#### [RECORDS SHOWN]

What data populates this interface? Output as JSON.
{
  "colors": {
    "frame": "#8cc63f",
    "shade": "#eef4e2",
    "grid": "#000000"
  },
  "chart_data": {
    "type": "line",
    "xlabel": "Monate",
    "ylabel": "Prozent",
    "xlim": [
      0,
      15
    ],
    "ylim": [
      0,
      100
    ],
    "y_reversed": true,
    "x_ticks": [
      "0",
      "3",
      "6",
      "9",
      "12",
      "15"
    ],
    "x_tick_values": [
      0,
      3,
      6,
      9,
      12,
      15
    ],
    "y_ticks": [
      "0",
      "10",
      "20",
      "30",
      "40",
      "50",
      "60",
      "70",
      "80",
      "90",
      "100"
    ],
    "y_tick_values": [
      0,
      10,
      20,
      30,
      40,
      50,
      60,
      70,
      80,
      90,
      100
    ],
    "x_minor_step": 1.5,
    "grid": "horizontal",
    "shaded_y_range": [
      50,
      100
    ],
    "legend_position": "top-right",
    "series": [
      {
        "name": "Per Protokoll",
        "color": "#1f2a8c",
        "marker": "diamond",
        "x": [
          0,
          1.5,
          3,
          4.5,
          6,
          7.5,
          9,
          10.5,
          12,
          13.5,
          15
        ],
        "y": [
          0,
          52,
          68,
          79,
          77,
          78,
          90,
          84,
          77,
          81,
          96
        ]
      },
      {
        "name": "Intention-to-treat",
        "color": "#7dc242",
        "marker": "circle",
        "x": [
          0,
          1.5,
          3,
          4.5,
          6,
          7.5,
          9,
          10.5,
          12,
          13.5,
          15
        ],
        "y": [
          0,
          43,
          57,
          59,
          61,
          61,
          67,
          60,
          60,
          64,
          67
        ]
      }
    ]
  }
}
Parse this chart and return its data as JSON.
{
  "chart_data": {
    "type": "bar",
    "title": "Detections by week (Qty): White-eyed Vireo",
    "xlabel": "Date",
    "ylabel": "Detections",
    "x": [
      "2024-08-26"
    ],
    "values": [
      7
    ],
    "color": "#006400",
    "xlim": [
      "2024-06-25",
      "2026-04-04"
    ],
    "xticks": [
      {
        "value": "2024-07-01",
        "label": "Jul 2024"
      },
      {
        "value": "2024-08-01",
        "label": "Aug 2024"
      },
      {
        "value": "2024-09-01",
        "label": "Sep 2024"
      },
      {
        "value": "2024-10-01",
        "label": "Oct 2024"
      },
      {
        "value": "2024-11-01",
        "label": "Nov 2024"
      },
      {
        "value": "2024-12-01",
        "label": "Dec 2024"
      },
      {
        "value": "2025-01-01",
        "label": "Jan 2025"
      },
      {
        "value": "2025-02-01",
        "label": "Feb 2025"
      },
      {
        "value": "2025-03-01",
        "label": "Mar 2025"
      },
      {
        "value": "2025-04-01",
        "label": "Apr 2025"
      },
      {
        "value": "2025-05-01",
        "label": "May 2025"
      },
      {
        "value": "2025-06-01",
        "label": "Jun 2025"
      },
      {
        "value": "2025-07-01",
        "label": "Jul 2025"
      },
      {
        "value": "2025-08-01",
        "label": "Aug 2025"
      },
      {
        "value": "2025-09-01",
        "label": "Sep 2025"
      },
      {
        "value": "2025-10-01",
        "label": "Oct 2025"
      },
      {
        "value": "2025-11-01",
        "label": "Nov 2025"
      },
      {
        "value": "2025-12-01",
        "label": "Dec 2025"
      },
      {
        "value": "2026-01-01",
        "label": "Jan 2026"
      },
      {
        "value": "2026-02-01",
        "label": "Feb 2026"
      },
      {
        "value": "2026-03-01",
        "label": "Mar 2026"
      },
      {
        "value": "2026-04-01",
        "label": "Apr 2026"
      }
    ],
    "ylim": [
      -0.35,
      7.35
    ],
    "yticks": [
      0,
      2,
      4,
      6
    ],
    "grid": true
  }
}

---

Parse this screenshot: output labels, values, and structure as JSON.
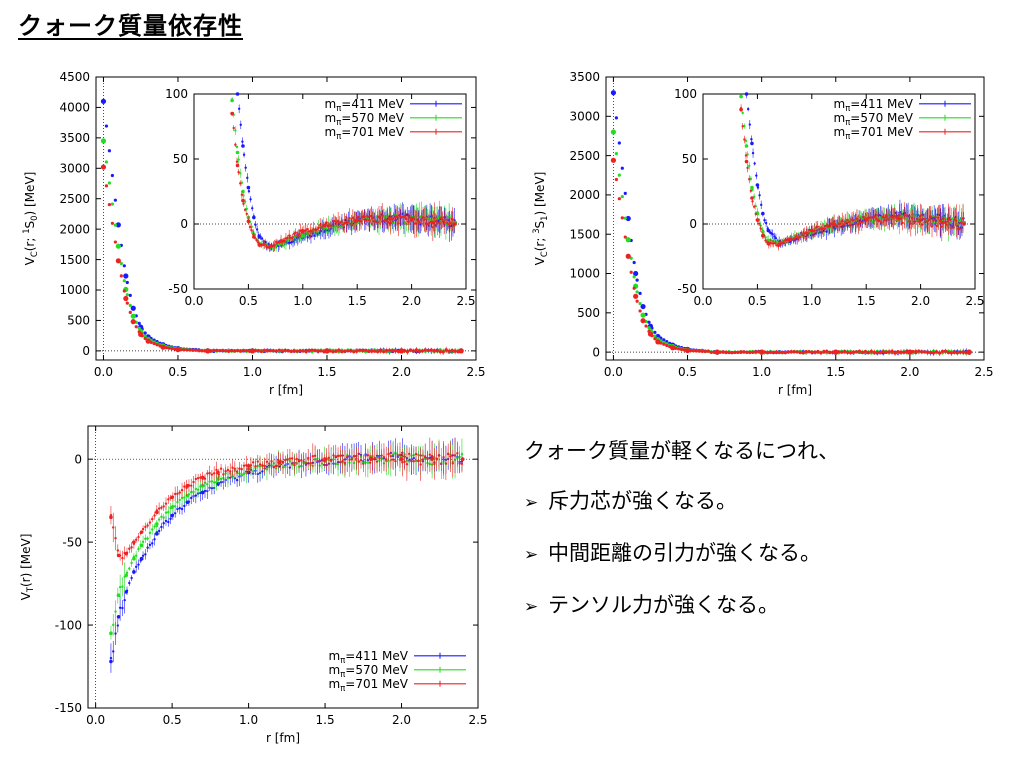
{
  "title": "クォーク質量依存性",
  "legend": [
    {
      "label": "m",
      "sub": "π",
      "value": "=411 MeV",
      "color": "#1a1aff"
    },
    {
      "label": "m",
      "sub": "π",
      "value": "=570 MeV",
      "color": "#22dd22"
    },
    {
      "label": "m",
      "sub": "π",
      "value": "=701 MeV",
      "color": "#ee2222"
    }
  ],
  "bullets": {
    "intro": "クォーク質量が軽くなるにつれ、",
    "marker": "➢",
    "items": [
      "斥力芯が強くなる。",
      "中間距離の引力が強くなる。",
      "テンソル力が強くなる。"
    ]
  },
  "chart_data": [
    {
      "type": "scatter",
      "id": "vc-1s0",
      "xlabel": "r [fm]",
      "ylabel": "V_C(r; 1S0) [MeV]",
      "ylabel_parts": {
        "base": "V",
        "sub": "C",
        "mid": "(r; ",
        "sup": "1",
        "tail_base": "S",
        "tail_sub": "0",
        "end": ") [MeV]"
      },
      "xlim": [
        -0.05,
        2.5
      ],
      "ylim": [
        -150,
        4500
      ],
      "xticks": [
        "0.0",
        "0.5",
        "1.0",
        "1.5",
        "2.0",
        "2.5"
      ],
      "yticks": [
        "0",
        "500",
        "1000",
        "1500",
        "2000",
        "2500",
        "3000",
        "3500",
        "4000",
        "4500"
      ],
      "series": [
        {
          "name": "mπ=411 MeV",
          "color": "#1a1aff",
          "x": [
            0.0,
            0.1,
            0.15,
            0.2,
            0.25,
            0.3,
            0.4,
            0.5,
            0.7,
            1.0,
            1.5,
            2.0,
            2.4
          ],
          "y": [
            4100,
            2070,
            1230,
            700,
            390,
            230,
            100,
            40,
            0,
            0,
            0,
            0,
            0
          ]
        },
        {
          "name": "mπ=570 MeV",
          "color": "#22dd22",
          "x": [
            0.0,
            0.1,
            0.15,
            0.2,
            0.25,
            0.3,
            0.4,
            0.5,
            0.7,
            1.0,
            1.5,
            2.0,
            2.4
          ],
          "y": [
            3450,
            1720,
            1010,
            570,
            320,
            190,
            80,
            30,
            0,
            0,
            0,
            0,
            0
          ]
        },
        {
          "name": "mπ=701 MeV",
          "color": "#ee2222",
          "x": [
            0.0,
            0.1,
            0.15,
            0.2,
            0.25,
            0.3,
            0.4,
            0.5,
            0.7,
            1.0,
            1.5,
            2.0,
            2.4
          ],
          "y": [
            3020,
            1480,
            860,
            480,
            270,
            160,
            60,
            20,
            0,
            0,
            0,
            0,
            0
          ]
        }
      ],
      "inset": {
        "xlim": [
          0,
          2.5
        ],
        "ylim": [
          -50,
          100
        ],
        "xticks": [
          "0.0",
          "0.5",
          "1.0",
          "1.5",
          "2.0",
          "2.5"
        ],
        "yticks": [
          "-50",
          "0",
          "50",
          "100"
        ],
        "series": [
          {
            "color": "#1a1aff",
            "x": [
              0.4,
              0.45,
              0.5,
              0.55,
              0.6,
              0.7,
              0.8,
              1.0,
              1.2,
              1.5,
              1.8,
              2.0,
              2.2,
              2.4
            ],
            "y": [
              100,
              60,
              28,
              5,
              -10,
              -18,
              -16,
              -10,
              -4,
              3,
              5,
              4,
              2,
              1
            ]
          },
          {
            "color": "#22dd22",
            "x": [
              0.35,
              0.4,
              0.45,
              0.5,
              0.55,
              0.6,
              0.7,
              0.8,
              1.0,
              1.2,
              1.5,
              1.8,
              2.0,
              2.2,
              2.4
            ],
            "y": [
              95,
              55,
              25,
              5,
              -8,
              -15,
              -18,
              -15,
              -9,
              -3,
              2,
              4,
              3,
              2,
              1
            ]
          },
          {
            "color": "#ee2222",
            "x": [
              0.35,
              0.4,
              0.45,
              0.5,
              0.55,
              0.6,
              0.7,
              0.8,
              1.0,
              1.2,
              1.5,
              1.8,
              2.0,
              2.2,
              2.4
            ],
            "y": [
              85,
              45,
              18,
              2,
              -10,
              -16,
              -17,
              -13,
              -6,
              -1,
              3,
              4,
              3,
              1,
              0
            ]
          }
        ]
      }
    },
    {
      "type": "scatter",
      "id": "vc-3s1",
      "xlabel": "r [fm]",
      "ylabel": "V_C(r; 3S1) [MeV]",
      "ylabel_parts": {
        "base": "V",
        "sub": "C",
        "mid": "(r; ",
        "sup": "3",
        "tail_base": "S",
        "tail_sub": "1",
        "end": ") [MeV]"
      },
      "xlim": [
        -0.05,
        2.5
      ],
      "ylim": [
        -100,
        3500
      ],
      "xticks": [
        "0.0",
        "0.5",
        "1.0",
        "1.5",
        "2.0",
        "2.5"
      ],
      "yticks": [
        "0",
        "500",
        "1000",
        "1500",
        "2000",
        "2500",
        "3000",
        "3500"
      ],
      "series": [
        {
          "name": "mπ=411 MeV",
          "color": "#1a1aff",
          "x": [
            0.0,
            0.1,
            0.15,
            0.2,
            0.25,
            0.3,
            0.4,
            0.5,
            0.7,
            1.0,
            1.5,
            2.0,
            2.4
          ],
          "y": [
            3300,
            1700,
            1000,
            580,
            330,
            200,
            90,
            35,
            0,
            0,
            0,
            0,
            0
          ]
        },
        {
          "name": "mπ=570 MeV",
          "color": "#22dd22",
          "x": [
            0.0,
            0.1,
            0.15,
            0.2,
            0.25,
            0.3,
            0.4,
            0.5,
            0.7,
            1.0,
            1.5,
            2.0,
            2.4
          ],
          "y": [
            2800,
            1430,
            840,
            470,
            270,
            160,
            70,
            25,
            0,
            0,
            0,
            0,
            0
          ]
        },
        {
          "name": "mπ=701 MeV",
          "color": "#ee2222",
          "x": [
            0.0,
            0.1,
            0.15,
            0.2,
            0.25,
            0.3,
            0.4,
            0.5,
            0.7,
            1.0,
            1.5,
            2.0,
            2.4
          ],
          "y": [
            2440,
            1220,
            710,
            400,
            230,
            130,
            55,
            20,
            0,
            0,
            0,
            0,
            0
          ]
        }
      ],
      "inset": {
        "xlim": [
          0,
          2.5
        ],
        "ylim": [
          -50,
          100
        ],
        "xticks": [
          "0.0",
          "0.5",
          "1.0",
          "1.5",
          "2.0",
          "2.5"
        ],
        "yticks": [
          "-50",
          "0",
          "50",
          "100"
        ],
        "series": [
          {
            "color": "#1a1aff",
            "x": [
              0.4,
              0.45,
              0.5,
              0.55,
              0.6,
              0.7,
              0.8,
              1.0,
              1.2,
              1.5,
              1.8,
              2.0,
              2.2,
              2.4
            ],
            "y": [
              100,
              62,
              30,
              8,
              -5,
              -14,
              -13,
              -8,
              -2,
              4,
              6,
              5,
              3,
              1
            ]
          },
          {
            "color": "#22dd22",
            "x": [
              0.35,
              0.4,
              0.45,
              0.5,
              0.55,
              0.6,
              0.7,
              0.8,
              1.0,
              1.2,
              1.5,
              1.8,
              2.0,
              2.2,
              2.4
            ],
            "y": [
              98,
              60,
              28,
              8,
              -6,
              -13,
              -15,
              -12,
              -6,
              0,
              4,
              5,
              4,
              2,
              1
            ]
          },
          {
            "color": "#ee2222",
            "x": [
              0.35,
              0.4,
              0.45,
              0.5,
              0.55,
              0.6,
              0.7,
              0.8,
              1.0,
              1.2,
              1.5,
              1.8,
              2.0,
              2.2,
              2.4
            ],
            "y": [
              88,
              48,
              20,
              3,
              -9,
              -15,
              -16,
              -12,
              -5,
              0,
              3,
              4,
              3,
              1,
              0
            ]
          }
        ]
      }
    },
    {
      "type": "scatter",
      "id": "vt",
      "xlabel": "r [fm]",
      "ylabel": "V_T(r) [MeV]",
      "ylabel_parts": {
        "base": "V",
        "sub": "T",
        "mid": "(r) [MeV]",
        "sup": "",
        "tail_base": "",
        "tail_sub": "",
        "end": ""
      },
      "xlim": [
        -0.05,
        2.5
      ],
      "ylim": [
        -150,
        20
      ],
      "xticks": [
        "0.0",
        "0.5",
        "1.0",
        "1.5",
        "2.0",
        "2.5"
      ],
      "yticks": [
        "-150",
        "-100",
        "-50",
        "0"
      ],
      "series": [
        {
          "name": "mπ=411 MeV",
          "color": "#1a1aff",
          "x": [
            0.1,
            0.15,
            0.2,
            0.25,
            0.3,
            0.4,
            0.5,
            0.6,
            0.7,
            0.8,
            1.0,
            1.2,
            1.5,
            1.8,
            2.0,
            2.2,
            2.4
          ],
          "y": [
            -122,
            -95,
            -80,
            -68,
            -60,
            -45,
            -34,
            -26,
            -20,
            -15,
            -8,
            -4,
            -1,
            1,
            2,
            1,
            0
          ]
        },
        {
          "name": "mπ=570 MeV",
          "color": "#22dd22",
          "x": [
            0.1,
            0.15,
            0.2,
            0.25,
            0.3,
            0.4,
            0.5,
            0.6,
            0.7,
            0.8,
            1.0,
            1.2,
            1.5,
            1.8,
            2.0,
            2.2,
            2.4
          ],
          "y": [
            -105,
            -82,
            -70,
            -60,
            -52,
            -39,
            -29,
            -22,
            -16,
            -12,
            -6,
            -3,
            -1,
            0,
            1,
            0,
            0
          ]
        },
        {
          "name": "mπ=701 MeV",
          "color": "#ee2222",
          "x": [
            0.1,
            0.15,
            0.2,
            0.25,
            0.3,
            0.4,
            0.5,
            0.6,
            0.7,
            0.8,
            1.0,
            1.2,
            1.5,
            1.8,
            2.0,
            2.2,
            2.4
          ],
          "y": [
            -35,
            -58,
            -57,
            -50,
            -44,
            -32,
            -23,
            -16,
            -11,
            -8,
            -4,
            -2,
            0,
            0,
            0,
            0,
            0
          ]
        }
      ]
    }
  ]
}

==

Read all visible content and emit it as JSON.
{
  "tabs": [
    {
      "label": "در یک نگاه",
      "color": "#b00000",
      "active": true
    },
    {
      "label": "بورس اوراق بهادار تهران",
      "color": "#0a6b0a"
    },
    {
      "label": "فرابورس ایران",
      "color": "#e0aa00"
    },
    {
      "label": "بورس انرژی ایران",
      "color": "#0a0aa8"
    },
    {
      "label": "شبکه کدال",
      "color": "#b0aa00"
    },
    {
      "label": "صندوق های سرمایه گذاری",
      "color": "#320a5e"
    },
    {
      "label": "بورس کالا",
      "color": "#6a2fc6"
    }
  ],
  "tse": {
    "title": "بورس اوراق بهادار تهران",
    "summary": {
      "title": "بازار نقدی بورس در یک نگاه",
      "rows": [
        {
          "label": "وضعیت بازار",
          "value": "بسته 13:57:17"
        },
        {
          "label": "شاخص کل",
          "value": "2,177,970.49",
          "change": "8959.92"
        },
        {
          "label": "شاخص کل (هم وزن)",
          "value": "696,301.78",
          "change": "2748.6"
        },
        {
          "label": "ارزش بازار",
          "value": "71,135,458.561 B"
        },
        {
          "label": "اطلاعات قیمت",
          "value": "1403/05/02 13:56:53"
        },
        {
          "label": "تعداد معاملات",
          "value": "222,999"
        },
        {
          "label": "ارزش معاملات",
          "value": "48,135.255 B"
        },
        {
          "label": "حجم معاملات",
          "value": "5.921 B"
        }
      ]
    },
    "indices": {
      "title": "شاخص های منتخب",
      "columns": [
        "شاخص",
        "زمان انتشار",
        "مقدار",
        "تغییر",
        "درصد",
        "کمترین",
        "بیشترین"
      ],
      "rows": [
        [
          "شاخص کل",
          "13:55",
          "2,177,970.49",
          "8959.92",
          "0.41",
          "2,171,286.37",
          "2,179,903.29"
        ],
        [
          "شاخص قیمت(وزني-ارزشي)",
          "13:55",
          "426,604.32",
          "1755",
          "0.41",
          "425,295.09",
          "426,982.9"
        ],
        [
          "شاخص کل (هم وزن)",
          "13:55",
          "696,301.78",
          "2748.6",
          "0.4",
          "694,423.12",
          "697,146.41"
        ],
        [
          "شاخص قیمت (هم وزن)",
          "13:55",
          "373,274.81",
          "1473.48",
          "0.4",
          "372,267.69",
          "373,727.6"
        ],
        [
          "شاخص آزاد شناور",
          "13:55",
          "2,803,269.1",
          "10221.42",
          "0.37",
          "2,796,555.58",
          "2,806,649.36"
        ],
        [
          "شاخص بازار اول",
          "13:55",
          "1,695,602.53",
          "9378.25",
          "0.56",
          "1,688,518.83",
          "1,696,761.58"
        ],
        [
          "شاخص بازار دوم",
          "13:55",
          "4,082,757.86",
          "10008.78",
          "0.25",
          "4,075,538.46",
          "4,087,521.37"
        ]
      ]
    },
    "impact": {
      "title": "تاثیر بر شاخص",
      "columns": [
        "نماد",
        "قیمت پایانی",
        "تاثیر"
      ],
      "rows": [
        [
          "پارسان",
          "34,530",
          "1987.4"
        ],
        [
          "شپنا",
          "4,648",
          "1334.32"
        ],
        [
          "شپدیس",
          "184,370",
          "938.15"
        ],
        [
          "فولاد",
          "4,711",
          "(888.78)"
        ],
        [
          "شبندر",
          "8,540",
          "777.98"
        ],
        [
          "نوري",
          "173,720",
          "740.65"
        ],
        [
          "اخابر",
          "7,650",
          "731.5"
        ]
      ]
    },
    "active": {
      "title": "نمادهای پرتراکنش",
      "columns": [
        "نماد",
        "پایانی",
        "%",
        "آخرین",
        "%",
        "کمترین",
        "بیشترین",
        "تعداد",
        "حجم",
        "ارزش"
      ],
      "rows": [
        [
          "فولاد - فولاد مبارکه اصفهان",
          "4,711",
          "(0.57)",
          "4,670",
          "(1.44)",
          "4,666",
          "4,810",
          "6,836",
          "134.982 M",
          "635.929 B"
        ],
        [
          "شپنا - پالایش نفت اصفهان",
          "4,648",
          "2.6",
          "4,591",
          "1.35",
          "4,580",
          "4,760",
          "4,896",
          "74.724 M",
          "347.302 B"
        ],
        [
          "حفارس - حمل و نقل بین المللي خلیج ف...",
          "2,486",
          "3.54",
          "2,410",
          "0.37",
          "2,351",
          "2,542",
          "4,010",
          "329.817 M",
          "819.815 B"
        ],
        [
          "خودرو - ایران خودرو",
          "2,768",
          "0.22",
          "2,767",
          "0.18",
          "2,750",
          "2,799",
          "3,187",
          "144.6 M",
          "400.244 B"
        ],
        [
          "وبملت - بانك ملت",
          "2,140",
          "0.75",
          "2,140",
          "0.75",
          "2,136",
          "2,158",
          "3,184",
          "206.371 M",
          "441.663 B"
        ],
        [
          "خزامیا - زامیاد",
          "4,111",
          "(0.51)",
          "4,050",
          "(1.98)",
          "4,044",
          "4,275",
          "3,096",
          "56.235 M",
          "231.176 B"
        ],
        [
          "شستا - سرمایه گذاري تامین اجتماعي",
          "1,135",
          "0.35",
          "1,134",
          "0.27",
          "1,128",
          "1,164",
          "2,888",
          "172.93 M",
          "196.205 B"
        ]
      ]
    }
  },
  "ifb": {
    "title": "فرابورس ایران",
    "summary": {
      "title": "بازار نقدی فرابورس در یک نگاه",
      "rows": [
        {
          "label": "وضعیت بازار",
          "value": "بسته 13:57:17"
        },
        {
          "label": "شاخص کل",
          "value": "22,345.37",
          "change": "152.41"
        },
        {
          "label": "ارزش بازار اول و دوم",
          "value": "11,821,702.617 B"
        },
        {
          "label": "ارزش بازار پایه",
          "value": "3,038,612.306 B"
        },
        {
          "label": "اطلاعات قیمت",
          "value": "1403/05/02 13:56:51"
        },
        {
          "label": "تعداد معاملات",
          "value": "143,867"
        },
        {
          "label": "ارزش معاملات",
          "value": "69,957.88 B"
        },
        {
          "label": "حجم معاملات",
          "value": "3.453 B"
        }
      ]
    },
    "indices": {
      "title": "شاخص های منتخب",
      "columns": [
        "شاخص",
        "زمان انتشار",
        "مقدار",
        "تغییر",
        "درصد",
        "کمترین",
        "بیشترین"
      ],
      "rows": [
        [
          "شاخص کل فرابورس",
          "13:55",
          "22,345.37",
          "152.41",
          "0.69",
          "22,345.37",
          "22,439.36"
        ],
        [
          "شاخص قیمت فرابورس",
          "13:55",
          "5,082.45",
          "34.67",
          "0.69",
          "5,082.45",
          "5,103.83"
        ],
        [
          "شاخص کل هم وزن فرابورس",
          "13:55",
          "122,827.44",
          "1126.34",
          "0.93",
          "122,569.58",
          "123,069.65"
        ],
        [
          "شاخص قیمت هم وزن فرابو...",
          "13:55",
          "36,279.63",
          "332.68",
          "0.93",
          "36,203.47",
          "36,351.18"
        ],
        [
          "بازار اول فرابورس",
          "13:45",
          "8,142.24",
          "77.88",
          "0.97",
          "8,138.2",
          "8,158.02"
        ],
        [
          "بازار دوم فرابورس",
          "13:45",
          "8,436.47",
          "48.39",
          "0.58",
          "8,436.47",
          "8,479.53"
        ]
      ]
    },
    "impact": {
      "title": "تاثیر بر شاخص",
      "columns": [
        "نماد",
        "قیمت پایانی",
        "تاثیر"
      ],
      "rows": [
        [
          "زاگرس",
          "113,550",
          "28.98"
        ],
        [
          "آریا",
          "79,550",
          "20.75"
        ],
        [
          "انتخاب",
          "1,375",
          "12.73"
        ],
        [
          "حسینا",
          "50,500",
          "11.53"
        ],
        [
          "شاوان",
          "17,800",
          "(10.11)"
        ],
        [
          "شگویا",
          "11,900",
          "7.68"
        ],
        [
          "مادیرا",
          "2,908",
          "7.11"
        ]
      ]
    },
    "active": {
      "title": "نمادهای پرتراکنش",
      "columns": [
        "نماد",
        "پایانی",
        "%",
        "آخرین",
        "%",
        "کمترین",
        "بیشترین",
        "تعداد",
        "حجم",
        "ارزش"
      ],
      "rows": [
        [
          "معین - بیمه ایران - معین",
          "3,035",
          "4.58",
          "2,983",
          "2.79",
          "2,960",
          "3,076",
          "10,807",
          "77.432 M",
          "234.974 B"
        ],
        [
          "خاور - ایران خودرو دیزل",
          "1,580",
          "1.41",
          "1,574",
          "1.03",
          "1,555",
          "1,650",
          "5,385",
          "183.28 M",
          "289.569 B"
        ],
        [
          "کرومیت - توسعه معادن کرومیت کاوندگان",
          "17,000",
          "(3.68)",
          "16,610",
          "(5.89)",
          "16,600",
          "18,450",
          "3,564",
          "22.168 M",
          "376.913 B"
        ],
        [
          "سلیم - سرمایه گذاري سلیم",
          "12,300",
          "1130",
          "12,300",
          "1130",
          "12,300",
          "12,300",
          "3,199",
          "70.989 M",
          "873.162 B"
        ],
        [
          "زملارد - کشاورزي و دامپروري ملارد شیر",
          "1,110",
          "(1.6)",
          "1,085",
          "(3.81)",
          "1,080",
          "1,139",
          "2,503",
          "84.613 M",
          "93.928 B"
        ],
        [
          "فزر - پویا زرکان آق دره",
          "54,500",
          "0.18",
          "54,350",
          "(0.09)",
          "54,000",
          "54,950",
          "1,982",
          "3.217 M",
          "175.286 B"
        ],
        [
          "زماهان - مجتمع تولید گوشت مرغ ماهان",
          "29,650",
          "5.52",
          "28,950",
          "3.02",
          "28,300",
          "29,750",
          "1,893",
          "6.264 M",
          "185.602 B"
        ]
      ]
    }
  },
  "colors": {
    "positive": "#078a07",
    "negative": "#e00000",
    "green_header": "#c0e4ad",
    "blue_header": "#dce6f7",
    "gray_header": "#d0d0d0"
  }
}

#### [WORK INSTRUCTIONS]
Extract, from the listing above, every line where the string "title" occurs.

#### [FINISHED TASK]
    "title": "Detections by week (Qty): White-eyed Vireo",
  "title": "クォーク質量依存性",
    "title": "بورس اوراق بهادار تهران",
      "title": "بازار نقدی بورس در یک نگاه",
      "title": "شاخص های منتخب",
      "title": "تاثیر بر شاخص",
      "title": "نمادهای پرتراکنش",
    "title": "فرابورس ایران",
      "title": "بازار نقدی فرابورس در یک نگاه",
      "title": "شاخص های منتخب",
      "title": "تاثیر بر شاخص",
      "title": "نمادهای پرتراکنش",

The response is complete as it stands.